*Records from a data collection*:
·····

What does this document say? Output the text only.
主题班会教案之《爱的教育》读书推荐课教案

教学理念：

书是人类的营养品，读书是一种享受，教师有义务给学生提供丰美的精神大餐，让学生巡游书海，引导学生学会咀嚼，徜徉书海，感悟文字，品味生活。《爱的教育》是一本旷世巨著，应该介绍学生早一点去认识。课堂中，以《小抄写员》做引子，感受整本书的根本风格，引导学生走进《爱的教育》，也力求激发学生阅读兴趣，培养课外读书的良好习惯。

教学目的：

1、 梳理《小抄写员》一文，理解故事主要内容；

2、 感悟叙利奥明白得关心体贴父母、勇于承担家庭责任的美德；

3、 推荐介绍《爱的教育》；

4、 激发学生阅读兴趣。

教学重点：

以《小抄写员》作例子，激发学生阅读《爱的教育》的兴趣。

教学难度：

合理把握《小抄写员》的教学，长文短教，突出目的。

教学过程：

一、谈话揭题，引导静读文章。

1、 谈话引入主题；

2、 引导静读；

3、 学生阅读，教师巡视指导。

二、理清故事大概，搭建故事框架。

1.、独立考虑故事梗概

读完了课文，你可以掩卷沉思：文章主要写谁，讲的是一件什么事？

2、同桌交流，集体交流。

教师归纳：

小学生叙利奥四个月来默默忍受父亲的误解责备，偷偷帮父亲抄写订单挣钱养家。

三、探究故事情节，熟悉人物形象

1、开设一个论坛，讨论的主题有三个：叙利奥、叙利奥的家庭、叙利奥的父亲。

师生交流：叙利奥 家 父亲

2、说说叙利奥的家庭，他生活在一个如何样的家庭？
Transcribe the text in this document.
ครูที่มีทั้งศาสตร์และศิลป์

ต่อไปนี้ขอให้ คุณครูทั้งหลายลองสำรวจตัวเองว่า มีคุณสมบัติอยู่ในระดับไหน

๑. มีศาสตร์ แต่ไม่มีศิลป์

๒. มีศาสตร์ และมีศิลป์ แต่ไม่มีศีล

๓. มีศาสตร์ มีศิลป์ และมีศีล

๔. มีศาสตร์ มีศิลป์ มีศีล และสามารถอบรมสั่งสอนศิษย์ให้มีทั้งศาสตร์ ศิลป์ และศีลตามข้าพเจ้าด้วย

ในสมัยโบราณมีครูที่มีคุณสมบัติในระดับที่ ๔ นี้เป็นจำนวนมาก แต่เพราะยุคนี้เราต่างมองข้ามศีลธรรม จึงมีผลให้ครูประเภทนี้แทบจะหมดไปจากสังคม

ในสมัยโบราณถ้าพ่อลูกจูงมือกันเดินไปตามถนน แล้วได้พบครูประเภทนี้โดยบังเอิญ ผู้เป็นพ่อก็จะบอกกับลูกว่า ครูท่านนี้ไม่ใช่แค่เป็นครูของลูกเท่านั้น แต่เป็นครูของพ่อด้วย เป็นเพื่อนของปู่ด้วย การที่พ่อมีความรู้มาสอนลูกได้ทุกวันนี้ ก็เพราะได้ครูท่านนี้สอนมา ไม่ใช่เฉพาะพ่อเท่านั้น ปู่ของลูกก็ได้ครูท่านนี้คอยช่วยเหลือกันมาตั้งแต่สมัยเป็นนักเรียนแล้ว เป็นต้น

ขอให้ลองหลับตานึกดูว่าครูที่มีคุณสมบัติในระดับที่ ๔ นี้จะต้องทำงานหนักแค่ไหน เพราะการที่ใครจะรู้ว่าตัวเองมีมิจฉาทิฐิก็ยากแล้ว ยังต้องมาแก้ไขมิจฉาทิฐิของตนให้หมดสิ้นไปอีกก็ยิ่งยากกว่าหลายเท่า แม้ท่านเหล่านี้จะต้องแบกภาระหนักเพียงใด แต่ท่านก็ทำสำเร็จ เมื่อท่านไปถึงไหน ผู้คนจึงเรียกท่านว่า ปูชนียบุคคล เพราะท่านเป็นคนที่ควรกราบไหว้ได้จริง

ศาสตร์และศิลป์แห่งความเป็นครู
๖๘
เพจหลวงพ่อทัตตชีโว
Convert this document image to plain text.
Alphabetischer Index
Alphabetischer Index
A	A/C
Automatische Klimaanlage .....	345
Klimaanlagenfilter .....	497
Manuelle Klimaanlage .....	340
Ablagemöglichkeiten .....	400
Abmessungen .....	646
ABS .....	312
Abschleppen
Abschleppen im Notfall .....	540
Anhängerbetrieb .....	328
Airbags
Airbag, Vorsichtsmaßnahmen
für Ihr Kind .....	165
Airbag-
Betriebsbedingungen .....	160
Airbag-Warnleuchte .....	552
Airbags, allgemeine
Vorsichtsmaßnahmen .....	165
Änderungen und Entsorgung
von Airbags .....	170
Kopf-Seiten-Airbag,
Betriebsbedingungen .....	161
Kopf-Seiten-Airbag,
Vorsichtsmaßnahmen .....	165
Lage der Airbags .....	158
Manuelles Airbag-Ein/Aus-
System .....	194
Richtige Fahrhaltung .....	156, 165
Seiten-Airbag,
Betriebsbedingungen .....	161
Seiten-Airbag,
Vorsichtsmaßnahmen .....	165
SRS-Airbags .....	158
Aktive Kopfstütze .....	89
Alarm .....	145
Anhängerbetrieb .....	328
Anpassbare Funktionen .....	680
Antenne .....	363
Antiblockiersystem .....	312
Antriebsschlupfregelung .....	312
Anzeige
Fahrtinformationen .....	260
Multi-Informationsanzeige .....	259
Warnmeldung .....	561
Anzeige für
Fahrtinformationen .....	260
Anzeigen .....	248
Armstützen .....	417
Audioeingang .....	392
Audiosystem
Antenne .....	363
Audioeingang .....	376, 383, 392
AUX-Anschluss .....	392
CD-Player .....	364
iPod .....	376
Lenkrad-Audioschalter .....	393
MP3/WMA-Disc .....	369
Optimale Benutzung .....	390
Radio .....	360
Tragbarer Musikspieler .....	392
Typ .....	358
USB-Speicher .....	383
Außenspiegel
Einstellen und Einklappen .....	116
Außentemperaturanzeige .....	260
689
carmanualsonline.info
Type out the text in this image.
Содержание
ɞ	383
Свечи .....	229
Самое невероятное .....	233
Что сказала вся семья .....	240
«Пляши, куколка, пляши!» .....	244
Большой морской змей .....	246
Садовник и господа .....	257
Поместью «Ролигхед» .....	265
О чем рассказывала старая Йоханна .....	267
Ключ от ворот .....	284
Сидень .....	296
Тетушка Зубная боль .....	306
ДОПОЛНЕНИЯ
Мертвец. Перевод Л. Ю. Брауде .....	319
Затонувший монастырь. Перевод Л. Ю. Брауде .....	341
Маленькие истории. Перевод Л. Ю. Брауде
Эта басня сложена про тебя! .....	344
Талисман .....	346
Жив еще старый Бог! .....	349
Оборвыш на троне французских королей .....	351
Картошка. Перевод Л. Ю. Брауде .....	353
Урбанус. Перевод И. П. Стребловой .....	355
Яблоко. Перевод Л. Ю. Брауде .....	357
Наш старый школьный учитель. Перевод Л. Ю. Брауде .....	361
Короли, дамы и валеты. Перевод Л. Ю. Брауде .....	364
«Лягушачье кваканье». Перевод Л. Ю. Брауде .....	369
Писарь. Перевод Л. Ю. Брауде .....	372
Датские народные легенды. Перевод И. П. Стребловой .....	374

·····

*Request*:
Print the material verbatim, all of it.

*Final result*:
What does this document say? Output the text only.
主题班会教案之《爱的教育》读书推荐课教案

教学理念：

书是人类的营养品，读书是一种享受，教师有义务给学生提供丰美的精神大餐，让学生巡游书海，引导学生学会咀嚼，徜徉书海，感悟文字，品味生活。《爱的教育》是一本旷世巨著，应该介绍学生早一点去认识。课堂中，以《小抄写员》做引子，感受整本书的根本风格，引导学生走进《爱的教育》，也力求激发学生阅读兴趣，培养课外读书的良好习惯。

教学目的：

1、 梳理《小抄写员》一文，理解故事主要内容；

2、 感悟叙利奥明白得关心体贴父母、勇于承担家庭责任的美德；

3、 推荐介绍《爱的教育》；

4、 激发学生阅读兴趣。

教学重点：

以《小抄写员》作例子，激发学生阅读《爱的教育》的兴趣。

教学难度：

合理把握《小抄写员》的教学，长文短教，突出目的。

教学过程：

一、谈话揭题，引导静读文章。

1、 谈话引入主题；

2、 引导静读；

3、 学生阅读，教师巡视指导。

二、理清故事大概，搭建故事框架。

1.、独立考虑故事梗概

读完了课文，你可以掩卷沉思：文章主要写谁，讲的是一件什么事？

2、同桌交流，集体交流。

教师归纳：

小学生叙利奥四个月来默默忍受父亲的误解责备，偷偷帮父亲抄写订单挣钱养家。

三、探究故事情节，熟悉人物形象

1、开设一个论坛，讨论的主题有三个：叙利奥、叙利奥的家庭、叙利奥的父亲。

师生交流：叙利奥 家 父亲

2、说说叙利奥的家庭，他生活在一个如何样的家庭？
Transcribe the text in this document.
ครูที่มีทั้งศาสตร์และศิลป์

ต่อไปนี้ขอให้ คุณครูทั้งหลายลองสำรวจตัวเองว่า มีคุณสมบัติอยู่ในระดับไหน

๑. มีศาสตร์ แต่ไม่มีศิลป์

๒. มีศาสตร์ และมีศิลป์ แต่ไม่มีศีล

๓. มีศาสตร์ มีศิลป์ และมีศีล

๔. มีศาสตร์ มีศิลป์ มีศีล และสามารถอบรมสั่งสอนศิษย์ให้มีทั้งศาสตร์ ศิลป์ และศีลตามข้าพเจ้าด้วย

ในสมัยโบราณมีครูที่มีคุณสมบัติในระดับที่ ๔ นี้เป็นจำนวนมาก แต่เพราะยุคนี้เราต่างมองข้ามศีลธรรม จึงมีผลให้ครูประเภทนี้แทบจะหมดไปจากสังคม

ในสมัยโบราณถ้าพ่อลูกจูงมือกันเดินไปตามถนน แล้วได้พบครูประเภทนี้โดยบังเอิญ ผู้เป็นพ่อก็จะบอกกับลูกว่า ครูท่านนี้ไม่ใช่แค่เป็นครูของลูกเท่านั้น แต่เป็นครูของพ่อด้วย เป็นเพื่อนของปู่ด้วย การที่พ่อมีความรู้มาสอนลูกได้ทุกวันนี้ ก็เพราะได้ครูท่านนี้สอนมา ไม่ใช่เฉพาะพ่อเท่านั้น ปู่ของลูกก็ได้ครูท่านนี้คอยช่วยเหลือกันมาตั้งแต่สมัยเป็นนักเรียนแล้ว เป็นต้น

ขอให้ลองหลับตานึกดูว่าครูที่มีคุณสมบัติในระดับที่ ๔ นี้จะต้องทำงานหนักแค่ไหน เพราะการที่ใครจะรู้ว่าตัวเองมีมิจฉาทิฐิก็ยากแล้ว ยังต้องมาแก้ไขมิจฉาทิฐิของตนให้หมดสิ้นไปอีกก็ยิ่งยากกว่าหลายเท่า แม้ท่านเหล่านี้จะต้องแบกภาระหนักเพียงใด แต่ท่านก็ทำสำเร็จ เมื่อท่านไปถึงไหน ผู้คนจึงเรียกท่านว่า ปูชนียบุคคล เพราะท่านเป็นคนที่ควรกราบไหว้ได้จริง

ศาสตร์และศิลป์แห่งความเป็นครู
๖๘
เพจหลวงพ่อทัตตชีโว
Convert this document image to plain text.
Alphabetischer Index
Alphabetischer Index
A	A/C
Automatische Klimaanlage .....	345
Klimaanlagenfilter .....	497
Manuelle Klimaanlage .....	340
Ablagemöglichkeiten .....	400
Abmessungen .....	646
ABS .....	312
Abschleppen
Abschleppen im Notfall .....	540
Anhängerbetrieb .....	328
Airbags
Airbag, Vorsichtsmaßnahmen
für Ihr Kind .....	165
Airbag-
Betriebsbedingungen .....	160
Airbag-Warnleuchte .....	552
Airbags, allgemeine
Vorsichtsmaßnahmen .....	165
Änderungen und Entsorgung
von Airbags .....	170
Kopf-Seiten-Airbag,
Betriebsbedingungen .....	161
Kopf-Seiten-Airbag,
Vorsichtsmaßnahmen .....	165
Lage der Airbags .....	158
Manuelles Airbag-Ein/Aus-
System .....	194
Richtige Fahrhaltung .....	156, 165
Seiten-Airbag,
Betriebsbedingungen .....	161
Seiten-Airbag,
Vorsichtsmaßnahmen .....	165
SRS-Airbags .....	158
Aktive Kopfstütze .....	89
Alarm .....	145
Anhängerbetrieb .....	328
Anpassbare Funktionen .....	680
Antenne .....	363
Antiblockiersystem .....	312
Antriebsschlupfregelung .....	312
Anzeige
Fahrtinformationen .....	260
Multi-Informationsanzeige .....	259
Warnmeldung .....	561
Anzeige für
Fahrtinformationen .....	260
Anzeigen .....	248
Armstützen .....	417
Audioeingang .....	392
Audiosystem
Antenne .....	363
Audioeingang .....	376, 383, 392
AUX-Anschluss .....	392
CD-Player .....	364
iPod .....	376
Lenkrad-Audioschalter .....	393
MP3/WMA-Disc .....	369
Optimale Benutzung .....	390
Radio .....	360
Tragbarer Musikspieler .....	392
Typ .....	358
USB-Speicher .....	383
Außenspiegel
Einstellen und Einklappen .....	116
Außentemperaturanzeige .....	260
689
carmanualsonline.info
Type out the text in this image.
Содержание
ɞ	383
Свечи .....	229
Самое невероятное .....	233
Что сказала вся семья .....	240
«Пляши, куколка, пляши!» .....	244
Большой морской змей .....	246
Садовник и господа .....	257
Поместью «Ролигхед» .....	265
О чем рассказывала старая Йоханна .....	267
Ключ от ворот .....	284
Сидень .....	296
Тетушка Зубная боль .....	306
ДОПОЛНЕНИЯ
Мертвец. Перевод Л. Ю. Брауде .....	319
Затонувший монастырь. Перевод Л. Ю. Брауде .....	341
Маленькие истории. Перевод Л. Ю. Брауде
Эта басня сложена про тебя! .....	344
Талисман .....	346
Жив еще старый Бог! .....	349
Оборвыш на троне французских королей .....	351
Картошка. Перевод Л. Ю. Брауде .....	353
Урбанус. Перевод И. П. Стребловой .....	355
Яблоко. Перевод Л. Ю. Брауде .....	357
Наш старый школьный учитель. Перевод Л. Ю. Брауде .....	361
Короли, дамы и валеты. Перевод Л. Ю. Брауде .....	364
«Лягушачье кваканье». Перевод Л. Ю. Брауде .....	369
Писарь. Перевод Л. Ю. Брауде .....	372
Датские народные легенды. Перевод И. П. Стребловой .....	374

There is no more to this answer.